> **TASKS**:
**A)** In the 401k distribution post, about how many years ago did the writer leave the company?
**B)** Write the next part of the 401k distribution post, picking up right after its last sentence.

> **SOURCE PASSAGE**:
Propose distributing 401k into Roth, TIRA and NUA

401K account includes:

– After-tax: A
– Pre-tax: B
– Prior company plan: C
– ESOP: D

I separated from the company approx 25 years ago and left the 401k there. No action or distributions have been taken since, apart from dividend reinvestment in the form of company stock into the ESOP account.

The After-tax and Pre-Tax accounts include company stock, as well as other asset classes. The company stock in the After tax, Pre-tax and Prior company plan accounts represent approx. 90% of the oldest/lowest cost basis stock, which is about 15% of present stock value. ESOP is receiving fund dividends in the form of new company stock, so it’s cost basis is relatively high compared to the older stocks.

I am approaching 59-1/2 and would like to roll over the 401k to liberate some funds at lowest tax rate and remain invested in some of the others.

Initial thoughts are:
– roll over After tax account completely into a Roth IRA;
– make an in-kind distribution of the low cost basis company stock in the Pre-tax and Prior company plan accounts in order to realize NUA of that stock; and
– roll over ex-stock Pre-tax account and all of ESOP account into TIRA.

For the After-tax account, rolling over into a Roth would seem to be better tax-wise than making an in-kind distribution, as the Roth is completely tax free on distribution regardless of income level (after a 5 year waiting period?), where as the post-NUA stock would be tax free dependent upon capital gain rates and income level. However, I am not sure if the after tax contribution somehow plays a part in the low cost basis calculation (perhaps it helps to reduce it?). If so, would it be better to keep all of the company stock in the basket for in-kind distribution and NUA treatment?

If it would be possible to segment the stocks as proposed, it is unclear if I can relay upon the company’s cooperation to structure the distribution as described, as the company would need to compute the cost basis for stocks in the pre-tax and prior company plan accounts only, without the after-tax or ESOP contribution. Must the company compute a cost basis for the specific election of stock that I make? Given that the total number of present shares is approx 90% of the original number of shares, I would be ok with a pro-rata calculation, even though the shares in the ESOP would have a much higher cost basis, if it came to that approach or nothing.

Can you advise if you would recommend another distribution approach or any suggestions as to implementation of the one proposed?



  • You will have to find out from the plan administrator whether plan accounting will apply your after tax non Roth contributions to reduce NUA cost basis, if you are free to instead apply it to other plan assets to fund a Roth IRA direct rollover, or if you can split the after tax money in your desired combination to the above two amounts.
  • How do you define the “prior company plan” account?  Was this a rollover from another former employer into this 401k plan?  If so, there is likely no after tax contributions from those other plans and no eligible shares for NUA from those other plans that would have been tracked by the 25 year old employer plan. NUA shares and after tax contributions balances would be limited to such contributions you made directly to the plan you left 25 years ago.

> **DATA SUPPLIED**:

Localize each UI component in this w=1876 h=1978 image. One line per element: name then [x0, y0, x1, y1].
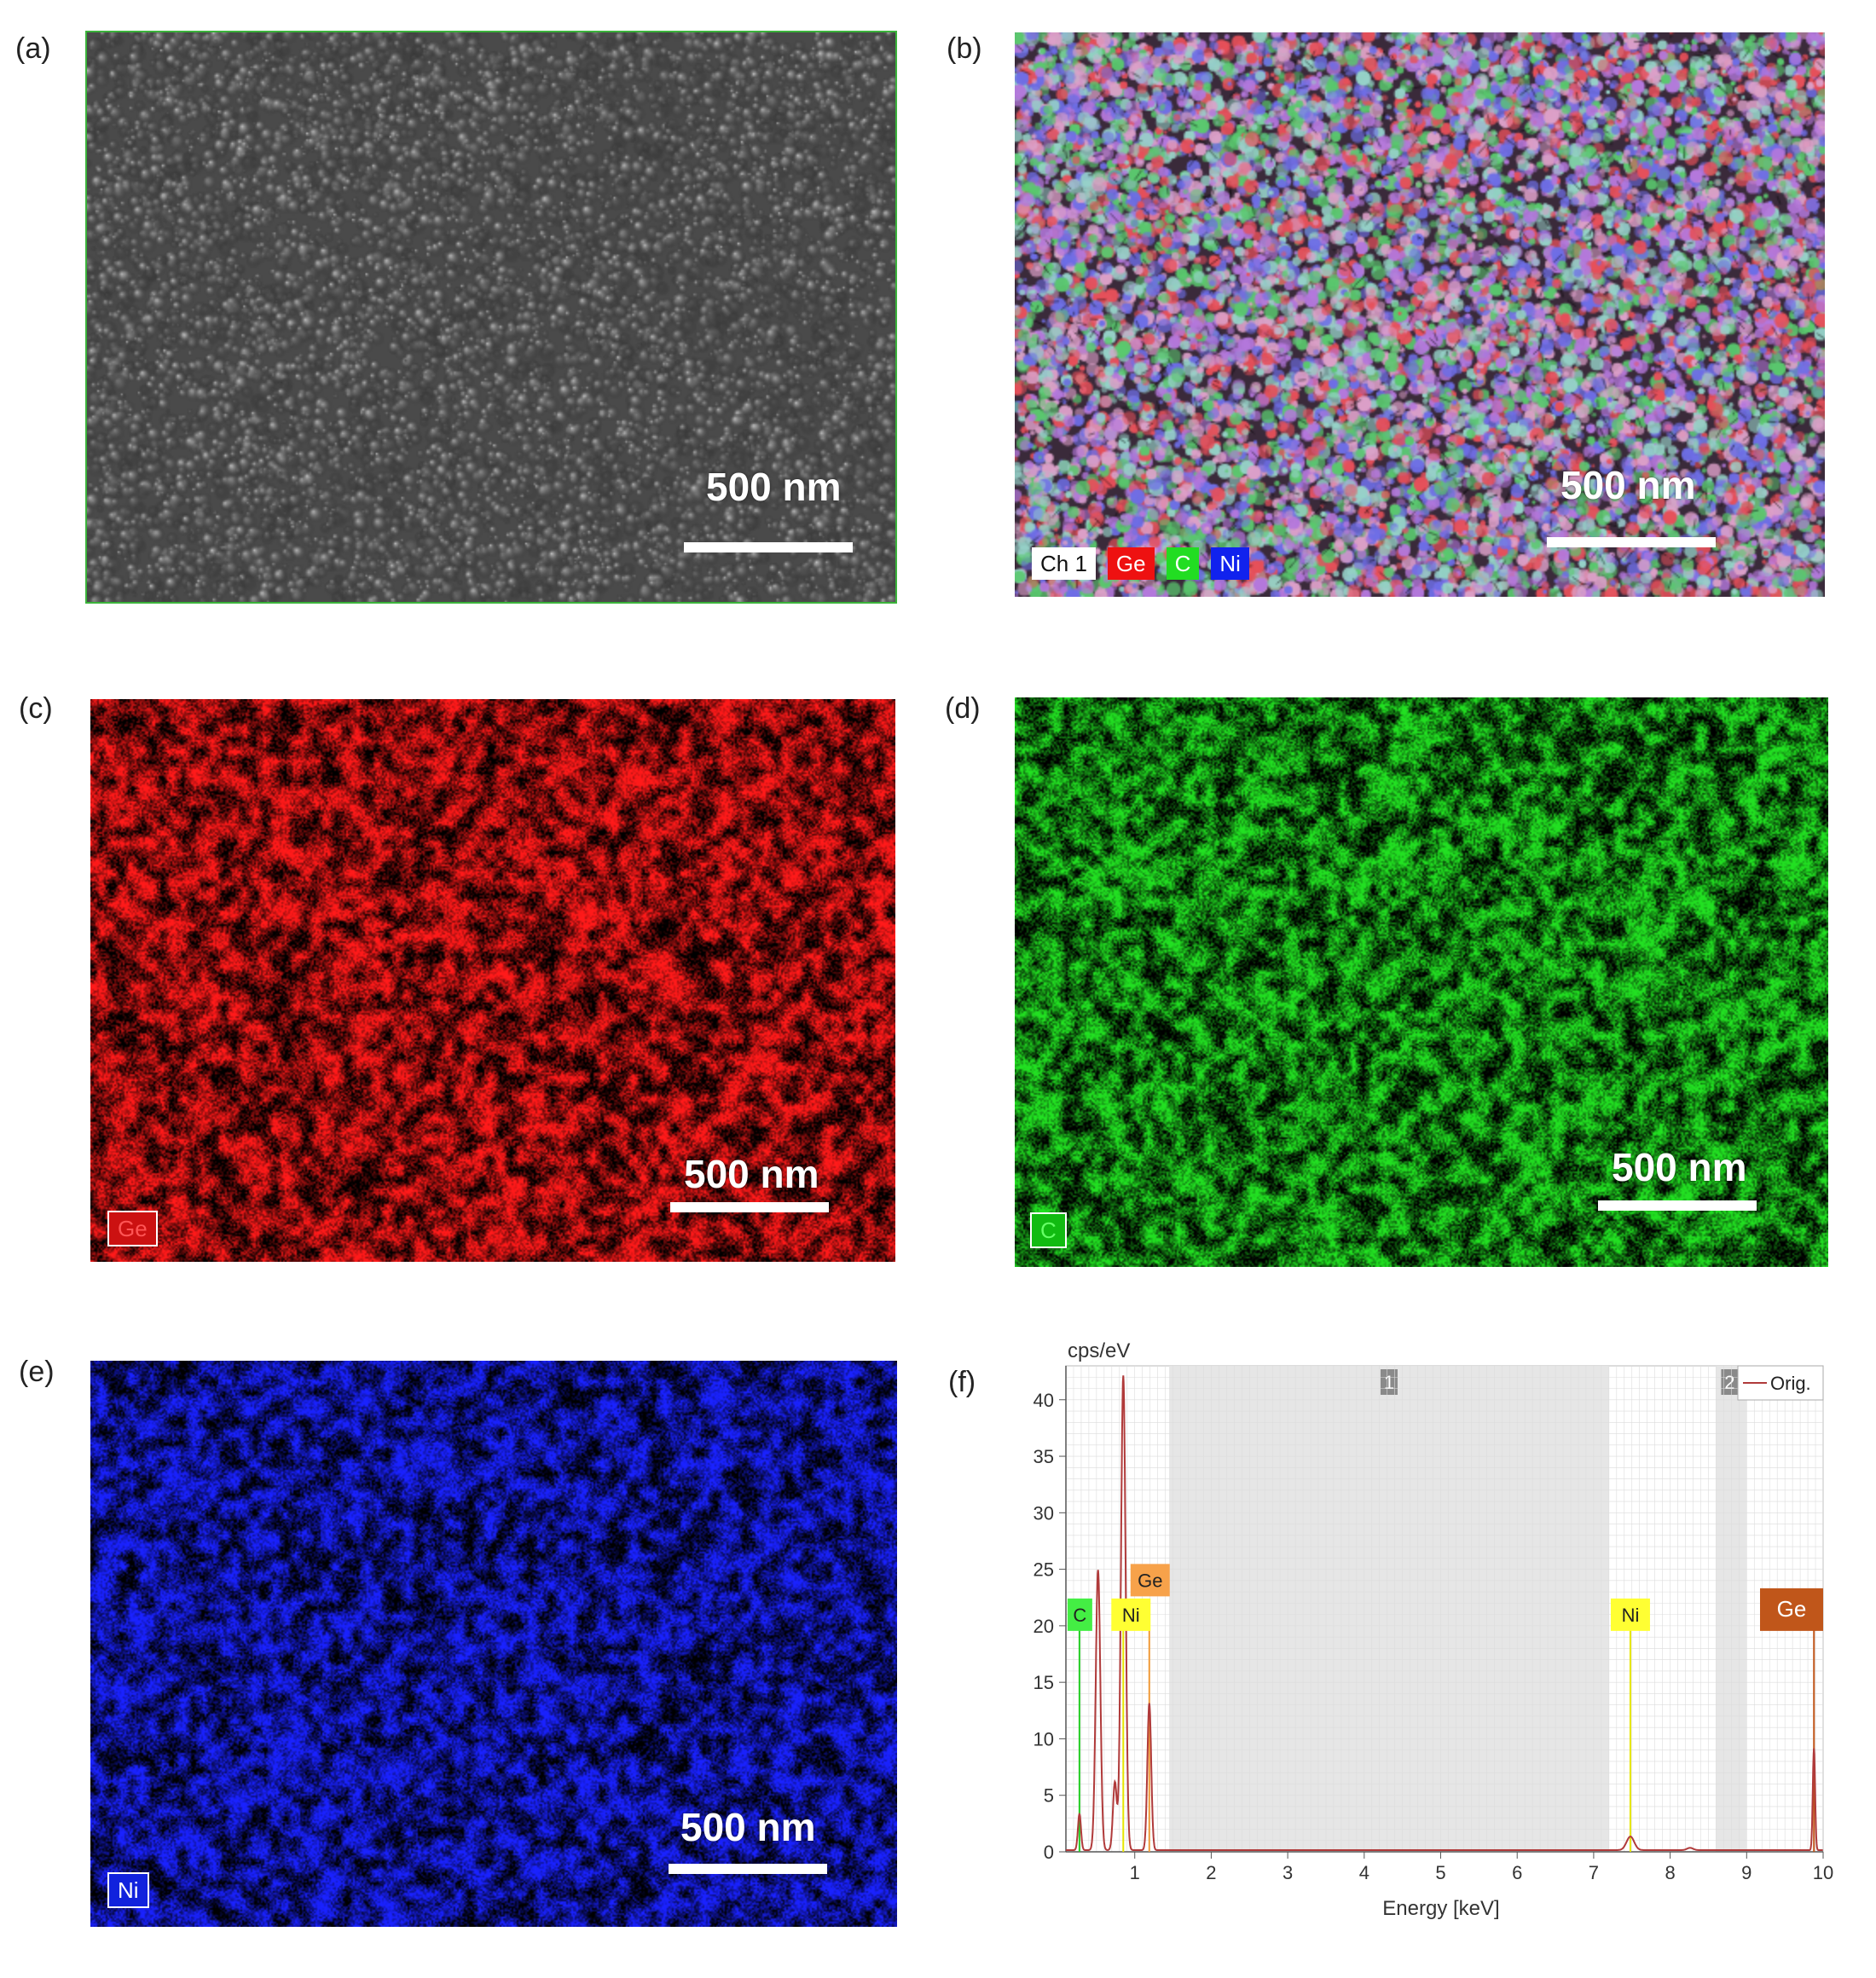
panel-label-a: (a) — [15, 32, 51, 65]
element-tag-bg-ge — [1760, 1588, 1823, 1631]
x-tick-label: 8 — [1665, 1862, 1675, 1883]
panel-label-b: (b) — [947, 32, 982, 65]
y-tick-label: 15 — [1034, 1672, 1054, 1693]
x-tick-label: 6 — [1512, 1862, 1522, 1883]
y-tick-label: 25 — [1034, 1559, 1054, 1581]
legend-ge: Ge — [1107, 547, 1155, 580]
c-channel-tag: C — [1030, 1212, 1067, 1248]
panel-label-e: (e) — [19, 1356, 55, 1388]
x-tick-label: 10 — [1813, 1862, 1833, 1883]
x-axis-label: Energy [keV] — [1382, 1897, 1499, 1920]
scale-bar-label: 500 nm — [680, 1805, 816, 1849]
eds-spectrum-chart: cps/eV Energy [keV] 1 2 1 2 3 4 5 6 7 8 9 10 0 5 10 15 2… — [1034, 1339, 1834, 1920]
element-tag-ge: Ge — [1777, 1596, 1807, 1622]
x-tick-label: 7 — [1589, 1862, 1599, 1883]
panel-label-d: (d) — [945, 692, 981, 725]
ge-channel-tag: Ge — [107, 1211, 158, 1246]
x-tick-label: 3 — [1283, 1862, 1293, 1883]
ni-map-panel: 500 nm Ni — [90, 1361, 897, 1927]
legend-ni: Ni — [1211, 547, 1249, 580]
x-tick-label: 5 — [1435, 1862, 1445, 1883]
scale-bar — [670, 1202, 829, 1212]
element-tag-bg-ni — [1610, 1598, 1650, 1631]
plot-area: 1 2 1 2 3 4 5 6 7 8 9 10 0 5 10 15 20 25 30 35 40 C Ni Ge Ni Ge Or… — [1034, 1365, 1833, 1883]
region-label-1: 1 — [1384, 1372, 1394, 1393]
x-tick-label: 1 — [1130, 1862, 1140, 1883]
spectrum-line — [1066, 1375, 1823, 1851]
scale-bar-label: 500 nm — [1560, 463, 1696, 507]
x-tick-label: 4 — [1359, 1862, 1369, 1883]
eds-overlay-panel: 500 nm Ch 1 Ge C Ni — [1015, 32, 1825, 597]
legend-ch1: Ch 1 — [1032, 547, 1096, 580]
scale-bar — [669, 1864, 827, 1874]
scale-bar — [1547, 537, 1716, 547]
legend-c: C — [1166, 547, 1200, 580]
region-1 — [1169, 1366, 1609, 1852]
ni-channel-tag: Ni — [107, 1872, 149, 1908]
scale-bar-label: 500 nm — [706, 465, 842, 509]
scale-bar — [1598, 1200, 1757, 1211]
sem-image-panel: 500 nm — [85, 31, 897, 604]
element-tag-c: C — [1073, 1605, 1086, 1626]
y-tick-label: 5 — [1044, 1785, 1054, 1807]
y-axis-label: cps/eV — [1068, 1339, 1130, 1362]
x-tick-label: 2 — [1206, 1862, 1216, 1883]
ni-elemental-map — [90, 1361, 897, 1927]
ge-elemental-map — [90, 699, 895, 1262]
c-elemental-map — [1015, 697, 1828, 1267]
panel-label-f: (f) — [948, 1366, 976, 1398]
element-tag-ni: Ni — [1122, 1605, 1140, 1626]
y-tick-label: 30 — [1034, 1502, 1054, 1524]
legend-label: Orig. — [1770, 1373, 1811, 1394]
element-tag-bg-c — [1067, 1598, 1092, 1631]
scale-bar-label: 500 nm — [684, 1152, 819, 1196]
scale-bar-label: 500 nm — [1612, 1145, 1747, 1189]
y-tick-label: 35 — [1034, 1446, 1054, 1467]
ge-map-panel: 500 nm Ge — [90, 699, 895, 1262]
element-tag-bg-ni — [1111, 1598, 1151, 1631]
scale-bar — [684, 542, 853, 552]
element-tag-bg-ge — [1130, 1564, 1170, 1597]
y-tick-label: 10 — [1034, 1728, 1054, 1750]
y-tick-label: 20 — [1034, 1616, 1054, 1637]
panel-label-c: (c) — [19, 692, 53, 725]
y-tick-label: 0 — [1044, 1842, 1054, 1863]
element-tag-ni: Ni — [1622, 1605, 1640, 1626]
region-label-2: 2 — [1724, 1372, 1734, 1393]
element-tag-ge: Ge — [1138, 1570, 1162, 1591]
y-tick-label: 40 — [1034, 1390, 1054, 1411]
c-map-panel: 500 nm C — [1015, 697, 1828, 1267]
sem-micrograph — [87, 32, 895, 602]
channel-legend: Ch 1 Ge C Ni — [1032, 547, 1249, 580]
eds-overlay-map — [1015, 32, 1825, 597]
x-tick-label: 9 — [1741, 1862, 1752, 1883]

> **RESULTS IN ORDER**:
**A)** About 25 years ago.

**B)**
  • Most plans account for employer share cost basis using an average cost, and will complete a 1099R accordingly. If you attempt to sell the high cost shares or roll them over, the IRS might well challenge your treatment regardless of how detailed your records are about the intial cost of those shares.
  • If you have received any Sec 404k dividend payments, those do not constitute intervening distributions for purposes of a qualified LSD. Other reinvested dividends just increase your cost basis as you indicated. A qualified LSD must distribute the entire balance of the plans you listed including the ESOP within a single tax year, and soon it will be pretty late to attempt to complete the LSD this year.
  • Since there are so many variables at work here, you should probably schedule a call with the best resource the plan administrator employs who understands all these issues. However, no one can predict how the IRS will react to any aggressive cost basis accounting not clearly documented by the plan and the 1099R itself. In other words, the issue is cost basis per share vs average cost basis vs aggregate cost basis and partial rollovers.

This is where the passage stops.